WHAT TO WORK ON:
List each line of the data that holds the string "xlabel".

MATERIAL SHOWN:
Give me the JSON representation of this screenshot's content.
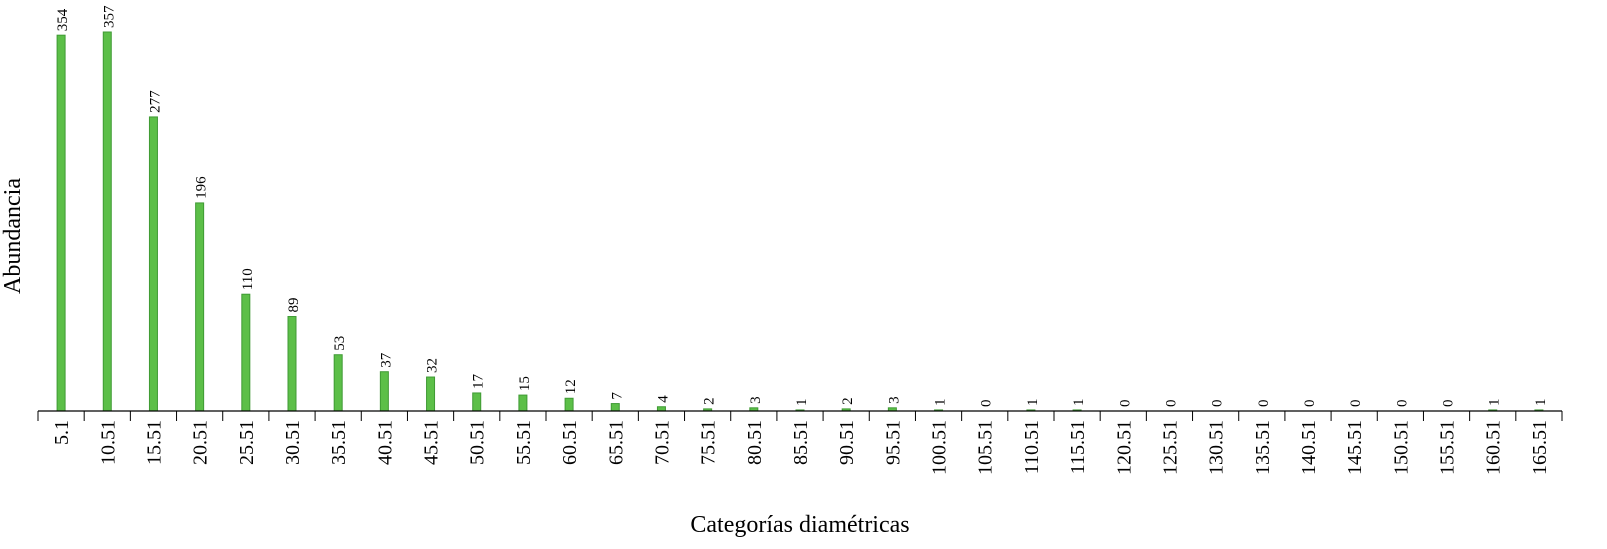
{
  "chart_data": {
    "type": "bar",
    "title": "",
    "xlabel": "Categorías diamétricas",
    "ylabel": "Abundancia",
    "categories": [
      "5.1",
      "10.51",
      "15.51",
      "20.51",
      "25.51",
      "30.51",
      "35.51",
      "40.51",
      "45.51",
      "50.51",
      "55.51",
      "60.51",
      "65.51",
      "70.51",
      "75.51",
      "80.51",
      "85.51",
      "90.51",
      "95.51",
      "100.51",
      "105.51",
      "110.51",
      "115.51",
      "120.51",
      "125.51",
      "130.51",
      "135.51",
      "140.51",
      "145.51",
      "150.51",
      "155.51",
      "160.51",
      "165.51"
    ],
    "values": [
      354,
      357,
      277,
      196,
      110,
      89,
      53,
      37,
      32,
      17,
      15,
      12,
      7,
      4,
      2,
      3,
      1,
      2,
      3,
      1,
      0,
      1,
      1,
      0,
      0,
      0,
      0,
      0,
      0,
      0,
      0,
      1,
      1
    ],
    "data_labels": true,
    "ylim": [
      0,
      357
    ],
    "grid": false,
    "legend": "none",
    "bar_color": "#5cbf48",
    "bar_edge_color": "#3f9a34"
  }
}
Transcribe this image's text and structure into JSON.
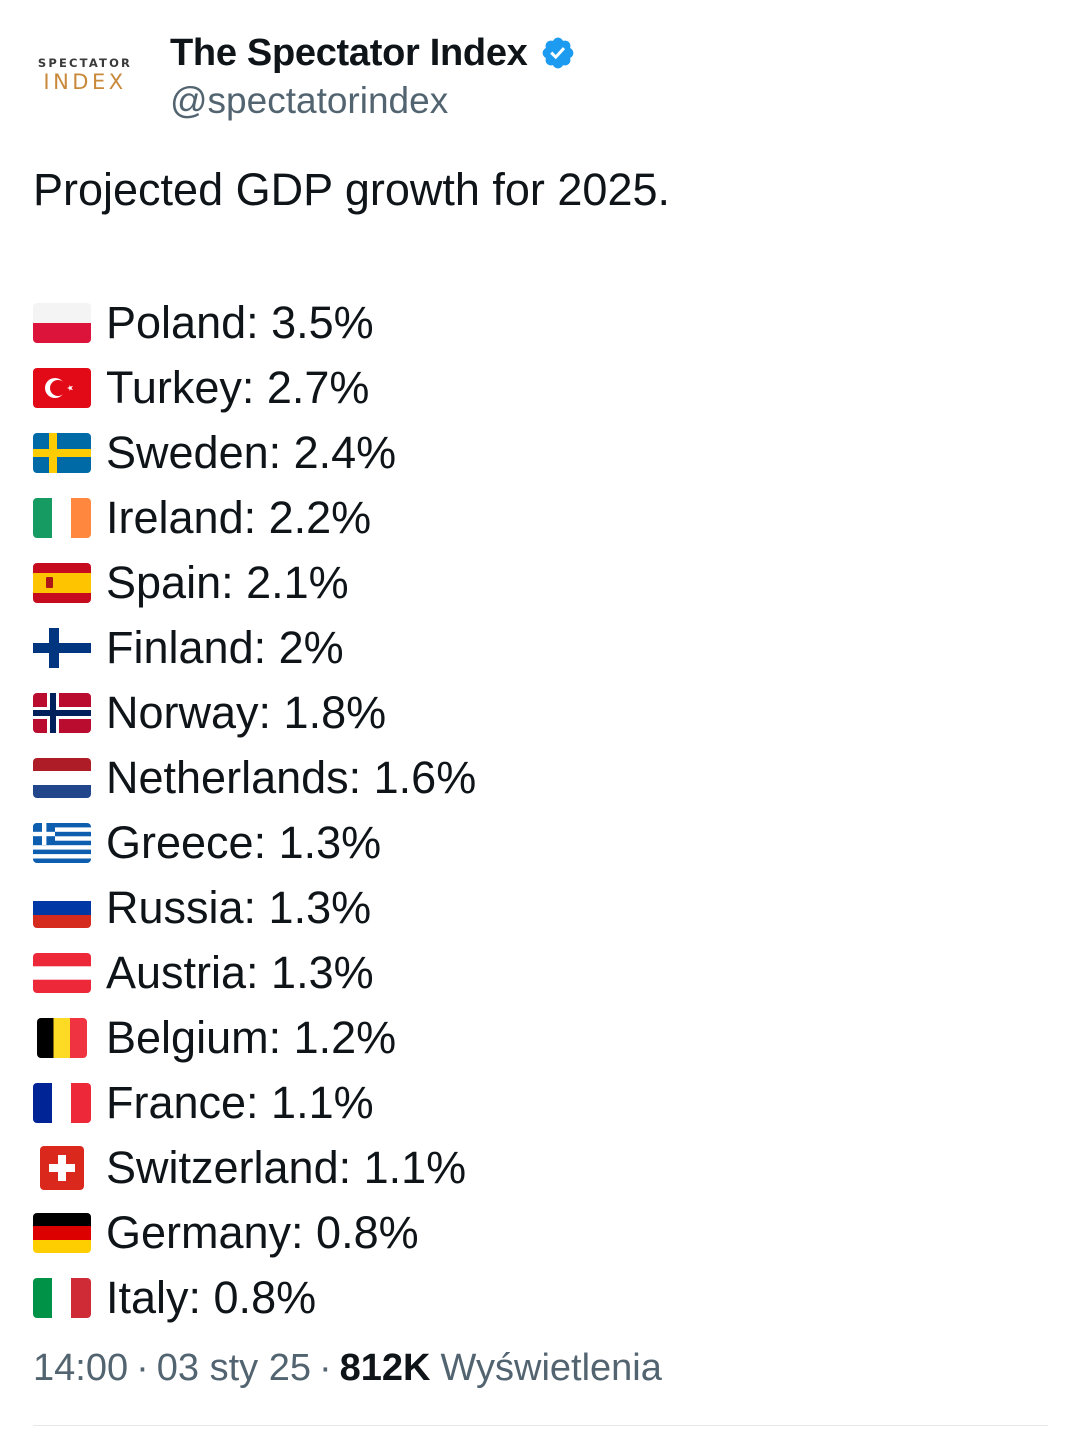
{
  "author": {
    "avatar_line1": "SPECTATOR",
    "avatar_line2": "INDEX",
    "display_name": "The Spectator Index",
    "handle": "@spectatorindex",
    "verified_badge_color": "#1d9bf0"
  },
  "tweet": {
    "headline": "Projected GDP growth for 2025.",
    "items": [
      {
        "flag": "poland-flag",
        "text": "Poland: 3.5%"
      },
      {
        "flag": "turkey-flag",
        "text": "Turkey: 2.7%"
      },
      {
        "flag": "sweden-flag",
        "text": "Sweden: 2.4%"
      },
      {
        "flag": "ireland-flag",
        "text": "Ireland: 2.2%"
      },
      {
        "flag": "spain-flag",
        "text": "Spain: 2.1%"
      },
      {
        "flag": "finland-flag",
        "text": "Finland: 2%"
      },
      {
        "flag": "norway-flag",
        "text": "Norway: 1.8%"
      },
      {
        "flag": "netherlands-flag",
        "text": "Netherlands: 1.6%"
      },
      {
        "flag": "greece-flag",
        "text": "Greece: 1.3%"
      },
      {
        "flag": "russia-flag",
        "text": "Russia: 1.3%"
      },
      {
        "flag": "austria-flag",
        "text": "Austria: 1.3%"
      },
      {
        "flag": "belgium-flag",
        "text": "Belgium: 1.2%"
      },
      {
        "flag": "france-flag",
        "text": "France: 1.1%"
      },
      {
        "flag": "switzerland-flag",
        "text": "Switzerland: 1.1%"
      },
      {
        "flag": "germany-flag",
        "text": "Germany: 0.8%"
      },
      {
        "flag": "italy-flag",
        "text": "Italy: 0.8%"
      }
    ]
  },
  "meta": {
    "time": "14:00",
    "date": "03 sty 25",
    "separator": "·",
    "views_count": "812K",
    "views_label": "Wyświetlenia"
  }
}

---

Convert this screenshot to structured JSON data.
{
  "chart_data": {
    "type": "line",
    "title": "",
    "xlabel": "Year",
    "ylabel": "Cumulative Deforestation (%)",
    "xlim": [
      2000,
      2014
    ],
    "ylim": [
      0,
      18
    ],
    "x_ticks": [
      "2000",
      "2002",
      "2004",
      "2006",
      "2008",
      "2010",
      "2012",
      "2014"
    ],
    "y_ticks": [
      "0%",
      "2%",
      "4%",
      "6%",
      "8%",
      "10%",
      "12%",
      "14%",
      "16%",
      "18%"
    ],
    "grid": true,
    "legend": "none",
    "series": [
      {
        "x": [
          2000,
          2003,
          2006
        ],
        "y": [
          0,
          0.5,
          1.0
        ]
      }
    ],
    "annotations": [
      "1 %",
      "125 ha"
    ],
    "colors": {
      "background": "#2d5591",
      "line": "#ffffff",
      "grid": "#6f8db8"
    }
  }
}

...

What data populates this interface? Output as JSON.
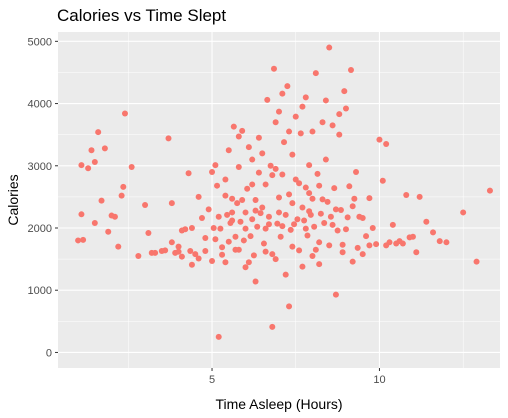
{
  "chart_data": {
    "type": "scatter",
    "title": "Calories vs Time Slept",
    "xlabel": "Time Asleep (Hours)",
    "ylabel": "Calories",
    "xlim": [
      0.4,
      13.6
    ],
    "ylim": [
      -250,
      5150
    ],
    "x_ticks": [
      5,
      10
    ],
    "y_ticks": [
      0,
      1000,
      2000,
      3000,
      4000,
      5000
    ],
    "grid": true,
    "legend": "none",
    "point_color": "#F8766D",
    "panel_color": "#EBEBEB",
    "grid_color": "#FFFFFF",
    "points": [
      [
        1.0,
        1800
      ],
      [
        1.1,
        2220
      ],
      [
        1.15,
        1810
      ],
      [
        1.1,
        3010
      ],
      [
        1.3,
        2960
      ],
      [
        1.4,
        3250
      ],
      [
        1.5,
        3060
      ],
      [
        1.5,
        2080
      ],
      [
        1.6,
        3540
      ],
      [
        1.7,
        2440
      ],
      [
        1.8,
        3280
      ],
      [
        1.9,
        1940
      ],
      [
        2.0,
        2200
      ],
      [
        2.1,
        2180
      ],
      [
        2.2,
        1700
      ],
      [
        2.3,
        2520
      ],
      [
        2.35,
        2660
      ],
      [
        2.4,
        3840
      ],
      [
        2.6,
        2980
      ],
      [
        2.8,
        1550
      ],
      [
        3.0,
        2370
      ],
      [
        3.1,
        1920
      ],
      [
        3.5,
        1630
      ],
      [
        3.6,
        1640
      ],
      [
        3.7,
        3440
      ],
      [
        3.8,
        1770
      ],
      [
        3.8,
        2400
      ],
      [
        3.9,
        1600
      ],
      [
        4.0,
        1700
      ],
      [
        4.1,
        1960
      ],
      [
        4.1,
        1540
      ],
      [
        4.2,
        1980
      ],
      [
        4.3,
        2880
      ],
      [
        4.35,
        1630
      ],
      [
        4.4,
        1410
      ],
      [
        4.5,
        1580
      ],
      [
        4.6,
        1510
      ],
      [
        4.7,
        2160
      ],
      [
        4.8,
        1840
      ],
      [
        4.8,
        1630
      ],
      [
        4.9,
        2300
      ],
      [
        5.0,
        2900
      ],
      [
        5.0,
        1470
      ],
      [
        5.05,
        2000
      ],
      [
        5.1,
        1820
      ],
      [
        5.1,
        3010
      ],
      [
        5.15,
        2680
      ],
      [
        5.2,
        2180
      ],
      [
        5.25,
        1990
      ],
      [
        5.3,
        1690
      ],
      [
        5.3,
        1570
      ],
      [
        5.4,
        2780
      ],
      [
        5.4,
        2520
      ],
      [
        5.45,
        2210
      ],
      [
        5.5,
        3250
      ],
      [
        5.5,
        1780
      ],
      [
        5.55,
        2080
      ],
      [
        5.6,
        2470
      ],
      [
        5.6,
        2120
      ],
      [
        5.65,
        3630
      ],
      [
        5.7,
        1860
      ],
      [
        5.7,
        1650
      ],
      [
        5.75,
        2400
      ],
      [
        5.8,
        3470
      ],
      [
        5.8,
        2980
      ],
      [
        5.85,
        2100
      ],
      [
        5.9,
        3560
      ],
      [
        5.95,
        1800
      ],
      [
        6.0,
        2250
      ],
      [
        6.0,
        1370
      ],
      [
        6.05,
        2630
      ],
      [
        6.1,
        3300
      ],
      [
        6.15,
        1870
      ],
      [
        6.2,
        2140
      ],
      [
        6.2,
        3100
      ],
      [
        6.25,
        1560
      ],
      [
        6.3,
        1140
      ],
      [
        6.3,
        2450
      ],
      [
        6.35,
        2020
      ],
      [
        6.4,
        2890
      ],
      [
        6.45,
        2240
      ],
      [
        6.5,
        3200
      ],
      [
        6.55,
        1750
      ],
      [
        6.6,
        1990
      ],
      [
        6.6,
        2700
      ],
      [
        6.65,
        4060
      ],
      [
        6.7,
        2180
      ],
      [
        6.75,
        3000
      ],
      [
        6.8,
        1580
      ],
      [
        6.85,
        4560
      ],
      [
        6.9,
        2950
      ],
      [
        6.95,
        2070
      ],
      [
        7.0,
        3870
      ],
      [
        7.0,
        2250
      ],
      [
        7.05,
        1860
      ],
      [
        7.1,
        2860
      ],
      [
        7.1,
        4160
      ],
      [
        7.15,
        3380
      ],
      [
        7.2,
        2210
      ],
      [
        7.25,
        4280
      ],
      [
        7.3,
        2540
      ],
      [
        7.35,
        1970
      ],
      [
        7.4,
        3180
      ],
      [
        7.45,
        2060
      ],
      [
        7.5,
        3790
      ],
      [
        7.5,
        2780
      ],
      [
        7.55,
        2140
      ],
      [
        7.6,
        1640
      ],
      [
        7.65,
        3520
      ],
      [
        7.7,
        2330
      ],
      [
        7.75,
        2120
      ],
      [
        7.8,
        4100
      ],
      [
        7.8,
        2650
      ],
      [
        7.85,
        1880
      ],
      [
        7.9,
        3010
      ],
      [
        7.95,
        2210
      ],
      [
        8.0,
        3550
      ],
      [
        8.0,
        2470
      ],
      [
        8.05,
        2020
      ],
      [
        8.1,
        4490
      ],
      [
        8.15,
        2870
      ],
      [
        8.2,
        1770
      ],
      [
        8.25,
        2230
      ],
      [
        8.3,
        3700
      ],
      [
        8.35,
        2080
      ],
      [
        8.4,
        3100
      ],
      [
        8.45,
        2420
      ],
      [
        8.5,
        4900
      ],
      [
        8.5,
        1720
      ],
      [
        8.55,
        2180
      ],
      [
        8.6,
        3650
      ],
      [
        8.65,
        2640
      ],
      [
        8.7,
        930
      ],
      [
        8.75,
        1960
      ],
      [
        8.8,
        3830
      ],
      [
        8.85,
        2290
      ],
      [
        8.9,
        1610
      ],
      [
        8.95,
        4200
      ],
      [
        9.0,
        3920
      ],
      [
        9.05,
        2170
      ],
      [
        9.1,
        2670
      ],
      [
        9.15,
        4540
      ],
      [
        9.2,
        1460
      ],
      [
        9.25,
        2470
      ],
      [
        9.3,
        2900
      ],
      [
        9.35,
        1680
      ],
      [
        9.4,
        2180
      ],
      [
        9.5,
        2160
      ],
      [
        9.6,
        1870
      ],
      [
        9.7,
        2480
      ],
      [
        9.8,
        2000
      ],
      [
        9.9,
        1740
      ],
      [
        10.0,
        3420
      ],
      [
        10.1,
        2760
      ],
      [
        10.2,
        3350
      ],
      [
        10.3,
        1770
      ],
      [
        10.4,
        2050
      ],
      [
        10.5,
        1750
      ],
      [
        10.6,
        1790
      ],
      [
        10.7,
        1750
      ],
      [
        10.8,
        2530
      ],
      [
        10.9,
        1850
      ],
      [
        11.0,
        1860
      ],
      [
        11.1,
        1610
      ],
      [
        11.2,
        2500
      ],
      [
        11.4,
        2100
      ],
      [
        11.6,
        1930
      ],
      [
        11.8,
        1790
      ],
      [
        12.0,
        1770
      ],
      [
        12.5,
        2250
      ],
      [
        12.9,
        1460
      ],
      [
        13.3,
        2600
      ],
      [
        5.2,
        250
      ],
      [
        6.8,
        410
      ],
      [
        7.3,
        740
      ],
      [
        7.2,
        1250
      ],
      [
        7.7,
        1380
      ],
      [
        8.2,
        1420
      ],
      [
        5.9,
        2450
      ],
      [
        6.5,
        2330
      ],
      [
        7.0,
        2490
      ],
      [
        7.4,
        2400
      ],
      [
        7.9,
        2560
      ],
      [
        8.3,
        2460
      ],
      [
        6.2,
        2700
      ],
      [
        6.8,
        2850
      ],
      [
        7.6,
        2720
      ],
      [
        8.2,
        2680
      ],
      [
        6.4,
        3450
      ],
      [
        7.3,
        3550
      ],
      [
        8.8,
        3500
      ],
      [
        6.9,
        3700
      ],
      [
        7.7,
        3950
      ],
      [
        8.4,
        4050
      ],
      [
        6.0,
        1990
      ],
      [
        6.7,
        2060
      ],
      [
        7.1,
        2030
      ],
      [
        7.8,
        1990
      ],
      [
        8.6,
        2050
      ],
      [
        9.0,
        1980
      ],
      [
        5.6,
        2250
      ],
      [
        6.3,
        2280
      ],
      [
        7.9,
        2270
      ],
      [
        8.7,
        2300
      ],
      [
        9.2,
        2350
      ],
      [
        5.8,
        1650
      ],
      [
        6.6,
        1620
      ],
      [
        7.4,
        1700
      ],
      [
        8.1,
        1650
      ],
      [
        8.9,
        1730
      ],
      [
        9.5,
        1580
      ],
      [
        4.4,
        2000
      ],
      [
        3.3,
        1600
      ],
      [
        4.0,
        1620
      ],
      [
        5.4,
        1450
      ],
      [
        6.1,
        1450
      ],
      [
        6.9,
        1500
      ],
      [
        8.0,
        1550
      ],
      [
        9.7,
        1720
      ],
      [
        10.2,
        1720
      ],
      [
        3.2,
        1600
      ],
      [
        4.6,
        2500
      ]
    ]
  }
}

WRITTEN REPLY:
    "xlabel": "Categorías diamétricas",
    "xlabel": "Year",
    "xlabel": "Time Asleep (Hours)",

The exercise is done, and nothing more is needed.